§ Set exercise: In the records below, find each line with the word "Total" and copy it.

═════ Data provided ═════

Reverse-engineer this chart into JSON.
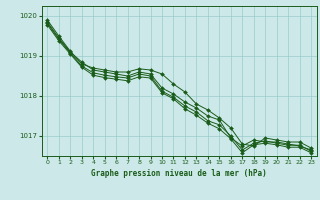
{
  "xlabel": "Graphe pression niveau de la mer (hPa)",
  "background_color": "#cce8e8",
  "grid_color": "#99cccc",
  "line_color": "#1a5c1a",
  "marker_color": "#1a5c1a",
  "xlim": [
    -0.5,
    23.5
  ],
  "ylim": [
    1016.5,
    1020.25
  ],
  "yticks": [
    1017,
    1018,
    1019,
    1020
  ],
  "xticks": [
    0,
    1,
    2,
    3,
    4,
    5,
    6,
    7,
    8,
    9,
    10,
    11,
    12,
    13,
    14,
    15,
    16,
    17,
    18,
    19,
    20,
    21,
    22,
    23
  ],
  "series": [
    [
      1019.85,
      1019.45,
      1019.1,
      1018.85,
      1018.65,
      1018.6,
      1018.55,
      1018.5,
      1018.6,
      1018.55,
      1018.2,
      1018.05,
      1017.85,
      1017.7,
      1017.5,
      1017.4,
      1016.95,
      1016.75,
      1016.9,
      1016.85,
      1016.85,
      1016.8,
      1016.75,
      1016.65
    ],
    [
      1019.9,
      1019.5,
      1019.12,
      1018.8,
      1018.7,
      1018.65,
      1018.6,
      1018.6,
      1018.68,
      1018.65,
      1018.55,
      1018.3,
      1018.1,
      1017.8,
      1017.65,
      1017.45,
      1017.2,
      1016.8,
      1016.75,
      1016.95,
      1016.9,
      1016.85,
      1016.85,
      1016.7
    ],
    [
      1019.82,
      1019.42,
      1019.08,
      1018.75,
      1018.58,
      1018.52,
      1018.48,
      1018.45,
      1018.55,
      1018.5,
      1018.12,
      1017.97,
      1017.75,
      1017.6,
      1017.38,
      1017.28,
      1017.0,
      1016.65,
      1016.82,
      1016.88,
      1016.82,
      1016.77,
      1016.77,
      1016.62
    ],
    [
      1019.78,
      1019.38,
      1019.05,
      1018.72,
      1018.52,
      1018.46,
      1018.42,
      1018.38,
      1018.48,
      1018.45,
      1018.08,
      1017.93,
      1017.68,
      1017.52,
      1017.32,
      1017.18,
      1016.93,
      1016.58,
      1016.78,
      1016.82,
      1016.78,
      1016.72,
      1016.72,
      1016.58
    ]
  ]
}
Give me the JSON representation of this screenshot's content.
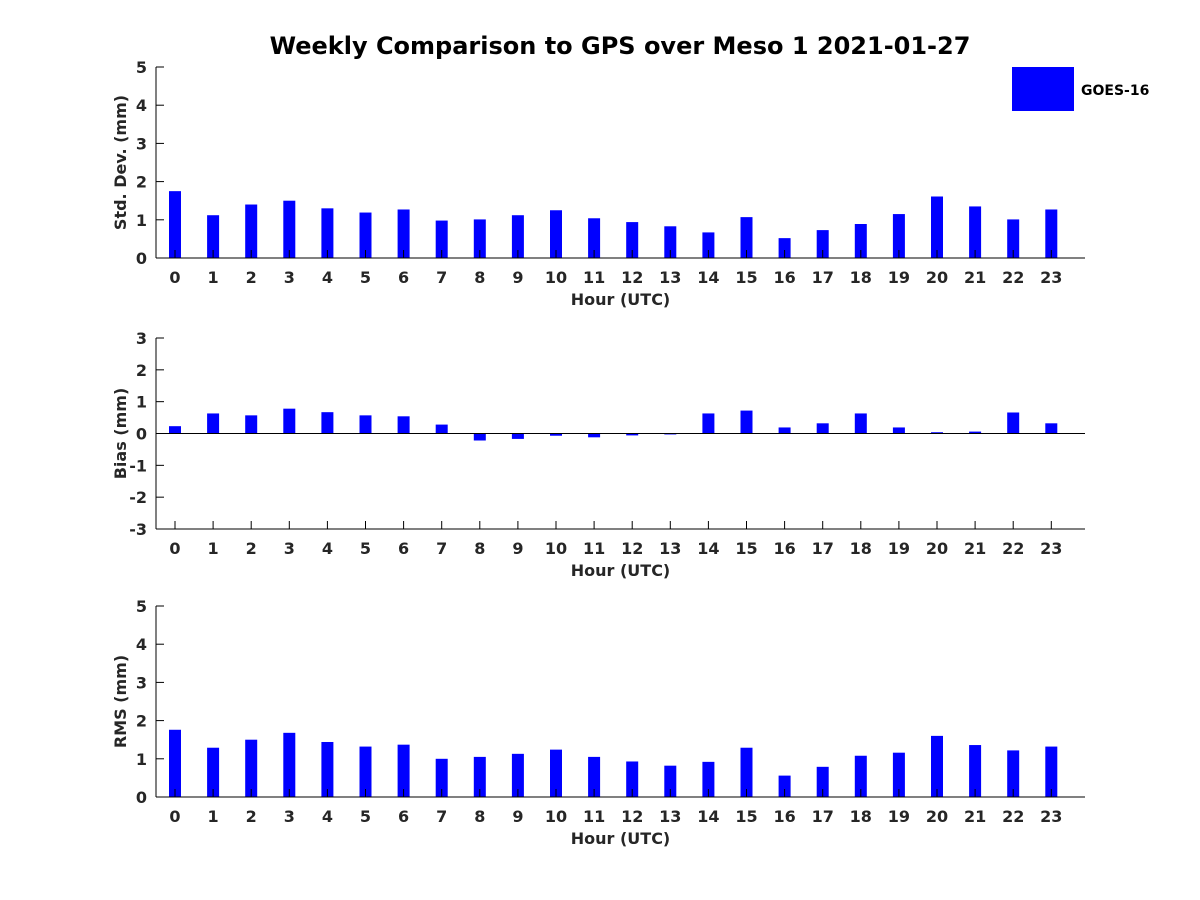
{
  "title": "Weekly Comparison to GPS over Meso 1 2021-01-27",
  "legend": {
    "label": "GOES-16",
    "color": "#0000ff"
  },
  "chart_data": [
    {
      "type": "bar",
      "ylabel": "Std. Dev. (mm)",
      "xlabel": "Hour (UTC)",
      "ylim": [
        0,
        5
      ],
      "yticks": [
        0,
        1,
        2,
        3,
        4,
        5
      ],
      "categories": [
        "0",
        "1",
        "2",
        "3",
        "4",
        "5",
        "6",
        "7",
        "8",
        "9",
        "10",
        "11",
        "12",
        "13",
        "14",
        "15",
        "16",
        "17",
        "18",
        "19",
        "20",
        "21",
        "22",
        "23"
      ],
      "series": [
        {
          "name": "GOES-16",
          "color": "#0000ff",
          "values": [
            1.75,
            1.12,
            1.4,
            1.5,
            1.3,
            1.19,
            1.27,
            0.98,
            1.01,
            1.12,
            1.25,
            1.04,
            0.94,
            0.83,
            0.67,
            1.07,
            0.52,
            0.73,
            0.89,
            1.15,
            1.61,
            1.35,
            1.01,
            1.27
          ]
        }
      ]
    },
    {
      "type": "bar",
      "ylabel": "Bias (mm)",
      "xlabel": "Hour (UTC)",
      "ylim": [
        -3,
        3
      ],
      "yticks": [
        -3,
        -2,
        -1,
        0,
        1,
        2,
        3
      ],
      "categories": [
        "0",
        "1",
        "2",
        "3",
        "4",
        "5",
        "6",
        "7",
        "8",
        "9",
        "10",
        "11",
        "12",
        "13",
        "14",
        "15",
        "16",
        "17",
        "18",
        "19",
        "20",
        "21",
        "22",
        "23"
      ],
      "series": [
        {
          "name": "GOES-16",
          "color": "#0000ff",
          "values": [
            0.23,
            0.63,
            0.57,
            0.78,
            0.67,
            0.57,
            0.54,
            0.28,
            -0.22,
            -0.17,
            -0.07,
            -0.12,
            -0.06,
            -0.03,
            0.63,
            0.72,
            0.19,
            0.32,
            0.63,
            0.19,
            0.04,
            0.06,
            0.66,
            0.32
          ]
        }
      ]
    },
    {
      "type": "bar",
      "ylabel": "RMS (mm)",
      "xlabel": "Hour (UTC)",
      "ylim": [
        0,
        5
      ],
      "yticks": [
        0,
        1,
        2,
        3,
        4,
        5
      ],
      "categories": [
        "0",
        "1",
        "2",
        "3",
        "4",
        "5",
        "6",
        "7",
        "8",
        "9",
        "10",
        "11",
        "12",
        "13",
        "14",
        "15",
        "16",
        "17",
        "18",
        "19",
        "20",
        "21",
        "22",
        "23"
      ],
      "series": [
        {
          "name": "GOES-16",
          "color": "#0000ff",
          "values": [
            1.76,
            1.29,
            1.5,
            1.68,
            1.44,
            1.32,
            1.37,
            1.0,
            1.05,
            1.13,
            1.24,
            1.05,
            0.93,
            0.82,
            0.92,
            1.29,
            0.56,
            0.79,
            1.08,
            1.16,
            1.6,
            1.36,
            1.22,
            1.32
          ]
        }
      ]
    }
  ]
}
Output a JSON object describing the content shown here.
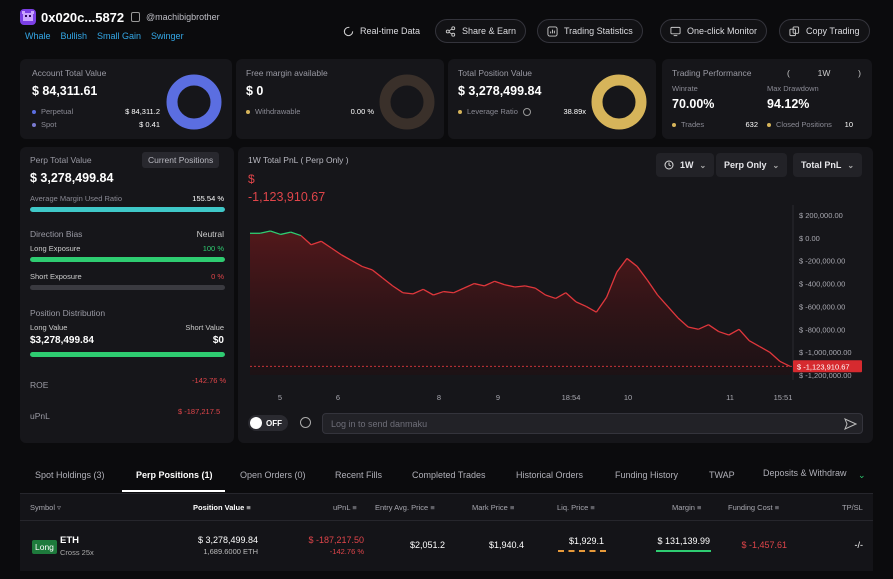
{
  "header": {
    "address": "0x020c...5872",
    "handle": "@machibigbrother",
    "tags": [
      "Whale",
      "Bullish",
      "Small Gain",
      "Swinger"
    ],
    "buttons": {
      "realtime": "Real-time Data",
      "share": "Share & Earn",
      "stats": "Trading Statistics",
      "monitor": "One-click Monitor",
      "copy": "Copy Trading"
    }
  },
  "account": {
    "label": "Account Total Value",
    "value": "$ 84,311.61",
    "perp_label": "Perpetual",
    "perp_value": "$ 84,311.2",
    "spot_label": "Spot",
    "spot_value": "$ 0.41",
    "colors": {
      "perp": "#5b6ee1",
      "spot": "#7a7ad0"
    }
  },
  "margin": {
    "label": "Free margin available",
    "value": "$ 0",
    "withdraw_label": "Withdrawable",
    "withdraw_value": "0.00 %"
  },
  "position": {
    "label": "Total Position Value",
    "value": "$ 3,278,499.84",
    "lev_label": "Leverage Ratio",
    "lev_value": "38.89x",
    "color": "#d6b45a"
  },
  "performance": {
    "label": "Trading Performance",
    "period": "1W",
    "paren_open": "(",
    "paren_close": ")",
    "winrate_label": "Winrate",
    "winrate": "70.00%",
    "dd_label": "Max Drawdown",
    "dd": "94.12%",
    "trades_label": "Trades",
    "trades": "632",
    "closed_label": "Closed Positions",
    "closed": "10"
  },
  "perp": {
    "label": "Perp Total Value",
    "current_btn": "Current Positions",
    "value": "$ 3,278,499.84",
    "aml_label": "Average Margin Used Ratio",
    "aml_value": "155.54 %",
    "aml_fill": 1.0,
    "dir_label": "Direction Bias",
    "dir_value": "Neutral",
    "long_label": "Long Exposure",
    "long_value": "100 %",
    "long_fill": 1.0,
    "short_label": "Short Exposure",
    "short_value": "0 %",
    "short_fill": 0.0,
    "dist_label": "Position Distribution",
    "lv_label": "Long Value",
    "lv_value": "$3,278,499.84",
    "sv_label": "Short Value",
    "sv_value": "$0",
    "roe_label": "ROE",
    "roe_value": "-142.76 %",
    "upnl_label": "uPnL",
    "upnl_value": "$ -187,217.5"
  },
  "pnl": {
    "title": "1W Total PnL ( Perp Only )",
    "value_symbol": "$",
    "value": "-1,123,910.67",
    "period": "1W",
    "mode": "Perp Only",
    "metric": "Total PnL",
    "toggle": "OFF",
    "danmaku_placeholder": "Log in to send danmaku"
  },
  "chart_data": {
    "type": "area",
    "y_ticks": [
      "$ 200,000.00",
      "$ 0.00",
      "$ -200,000.00",
      "$ -400,000.00",
      "$ -600,000.00",
      "$ -800,000.00",
      "$ -1,000,000.00",
      "$ -1,200,000.00"
    ],
    "ylim": [
      -1200000,
      200000
    ],
    "x_ticks": [
      "5",
      "6",
      "8",
      "9",
      "18:54",
      "10",
      "11",
      "15:51"
    ],
    "current_label": "$ -1,123,910.67",
    "y": [
      40000,
      40000,
      60000,
      30000,
      50000,
      20000,
      -60000,
      -30000,
      -90000,
      -150000,
      -200000,
      -250000,
      -280000,
      -350000,
      -420000,
      -480000,
      -490000,
      -450000,
      -500000,
      -470000,
      -480000,
      -440000,
      -400000,
      -420000,
      -380000,
      -410000,
      -430000,
      -420000,
      -440000,
      -500000,
      -530000,
      -480000,
      -560000,
      -600000,
      -650000,
      -520000,
      -300000,
      -180000,
      -250000,
      -370000,
      -500000,
      -600000,
      -700000,
      -780000,
      -800000,
      -760000,
      -820000,
      -850000,
      -800000,
      -900000,
      -950000,
      -1000000,
      -1080000,
      -1123910
    ],
    "colors": {
      "up": "#2ecc71",
      "down": "#e0373c"
    }
  },
  "tabs": [
    "Spot Holdings (3)",
    "Perp Positions (1)",
    "Open Orders (0)",
    "Recent Fills",
    "Completed Trades",
    "Historical Orders",
    "Funding History",
    "TWAP",
    "Deposits & Withdraw"
  ],
  "table": {
    "headers": [
      "Symbol",
      "Position Value",
      "uPnL",
      "Entry Avg. Price",
      "Mark Price",
      "Liq. Price",
      "Margin",
      "Funding Cost",
      "TP/SL"
    ],
    "row": {
      "side": "Long",
      "coin": "ETH",
      "cross": "Cross 25x",
      "pos_value": "$ 3,278,499.84",
      "pos_size": "1,689.6000 ETH",
      "upnl": "$ -187,217.50",
      "upnl_pct": "-142.76 %",
      "entry": "$2,051.2",
      "mark": "$1,940.4",
      "liq": "$1,929.1",
      "margin": "$ 131,139.99",
      "funding": "$ -1,457.61",
      "tpsl": "-/-"
    }
  }
}
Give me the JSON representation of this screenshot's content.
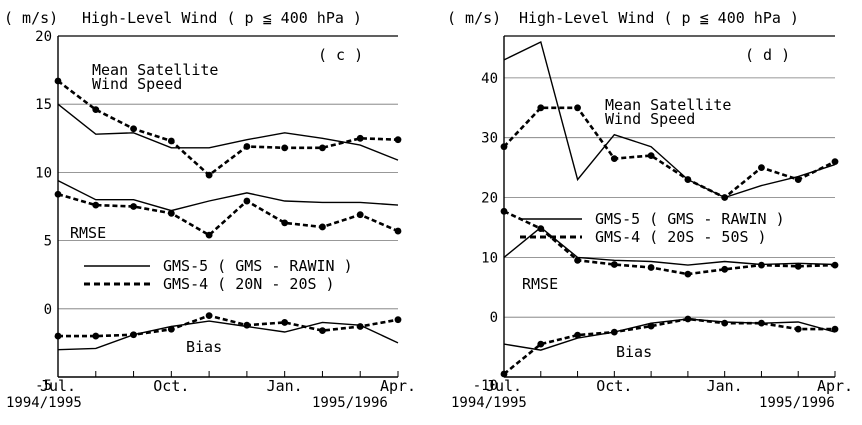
{
  "chart_data": [
    {
      "type": "line",
      "unit_label": "( m/s)",
      "title": "High-Level Wind ( p ≦ 400 hPa )",
      "panel_label": "( c )",
      "ylim": [
        -5,
        20
      ],
      "yticks": [
        "-5",
        "0",
        "5",
        "10",
        "15",
        "20"
      ],
      "xticks": [
        "Jul.",
        "Oct.",
        "Jan.",
        "Apr."
      ],
      "x_start_label": "1994/1995",
      "x_end_label": "1995/1996",
      "grid": true,
      "legend": {
        "solid_label": "GMS-5   ( GMS - RAWIN )",
        "dashed_label": "GMS-4   ( 20N - 20S )"
      },
      "group_labels": {
        "speed": "Mean Satellite\nWind Speed",
        "rmse": "RMSE",
        "bias": "Bias"
      },
      "x": [
        0,
        1,
        2,
        3,
        4,
        5,
        6,
        7,
        8,
        9
      ],
      "series": [
        {
          "group": "speed",
          "style": "solid",
          "values": [
            15.0,
            12.8,
            12.9,
            11.8,
            11.8,
            12.4,
            12.9,
            12.5,
            12.0,
            10.9
          ]
        },
        {
          "group": "speed",
          "style": "dashed",
          "values": [
            16.7,
            14.6,
            13.2,
            12.3,
            9.8,
            11.9,
            11.8,
            11.8,
            12.5,
            12.4
          ]
        },
        {
          "group": "rmse",
          "style": "solid",
          "values": [
            9.4,
            8.0,
            8.0,
            7.2,
            7.9,
            8.5,
            7.9,
            7.8,
            7.8,
            7.6
          ]
        },
        {
          "group": "rmse",
          "style": "dashed",
          "values": [
            8.4,
            7.6,
            7.5,
            7.0,
            5.4,
            7.9,
            6.3,
            6.0,
            6.9,
            5.7
          ]
        },
        {
          "group": "bias",
          "style": "solid",
          "values": [
            -3.0,
            -2.9,
            -1.9,
            -1.3,
            -0.9,
            -1.3,
            -1.7,
            -1.0,
            -1.2,
            -2.5
          ]
        },
        {
          "group": "bias",
          "style": "dashed",
          "values": [
            -2.0,
            -2.0,
            -1.9,
            -1.5,
            -0.5,
            -1.2,
            -1.0,
            -1.6,
            -1.3,
            -0.8
          ]
        }
      ]
    },
    {
      "type": "line",
      "unit_label": "( m/s)",
      "title": "High-Level Wind ( p ≦ 400 hPa )",
      "panel_label": "( d )",
      "ylim": [
        -10,
        47
      ],
      "yticks": [
        "-10",
        "0",
        "10",
        "20",
        "30",
        "40"
      ],
      "xticks": [
        "Jul.",
        "Oct.",
        "Jan.",
        "Apr."
      ],
      "x_start_label": "1994/1995",
      "x_end_label": "1995/1996",
      "grid": true,
      "legend": {
        "solid_label": "GMS-5   ( GMS - RAWIN )",
        "dashed_label": "GMS-4  ( 20S - 50S )"
      },
      "group_labels": {
        "speed": "Mean Satellite\nWind Speed",
        "rmse": "RMSE",
        "bias": "Bias"
      },
      "x": [
        0,
        1,
        2,
        3,
        4,
        5,
        6,
        7,
        8,
        9
      ],
      "series": [
        {
          "group": "speed",
          "style": "solid",
          "values": [
            43.0,
            46.0,
            23.0,
            30.5,
            28.5,
            23.0,
            20.0,
            22.0,
            23.5,
            25.5
          ]
        },
        {
          "group": "speed",
          "style": "dashed",
          "values": [
            28.5,
            35.0,
            35.0,
            26.5,
            27.0,
            23.0,
            20.0,
            25.0,
            23.0,
            26.0
          ]
        },
        {
          "group": "rmse",
          "style": "solid",
          "values": [
            10.0,
            15.0,
            10.0,
            9.5,
            9.3,
            8.7,
            9.3,
            8.8,
            9.0,
            8.8
          ]
        },
        {
          "group": "rmse",
          "style": "dashed",
          "values": [
            17.7,
            14.8,
            9.5,
            8.8,
            8.3,
            7.2,
            8.0,
            8.7,
            8.5,
            8.7
          ]
        },
        {
          "group": "bias",
          "style": "solid",
          "values": [
            -4.5,
            -5.5,
            -3.5,
            -2.5,
            -1.0,
            -0.3,
            -0.8,
            -1.0,
            -0.8,
            -2.5
          ]
        },
        {
          "group": "bias",
          "style": "dashed",
          "values": [
            -9.5,
            -4.5,
            -3.0,
            -2.5,
            -1.5,
            -0.3,
            -1.0,
            -1.0,
            -2.0,
            -2.0
          ]
        }
      ]
    }
  ]
}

═════

§ Expected output:
    "label": "Account Total Value",
    "label": "Total Position Value",
    "label": "Perp Total Value",
    "title": "1W Total PnL ( Perp Only )",
    "metric": "Total PnL",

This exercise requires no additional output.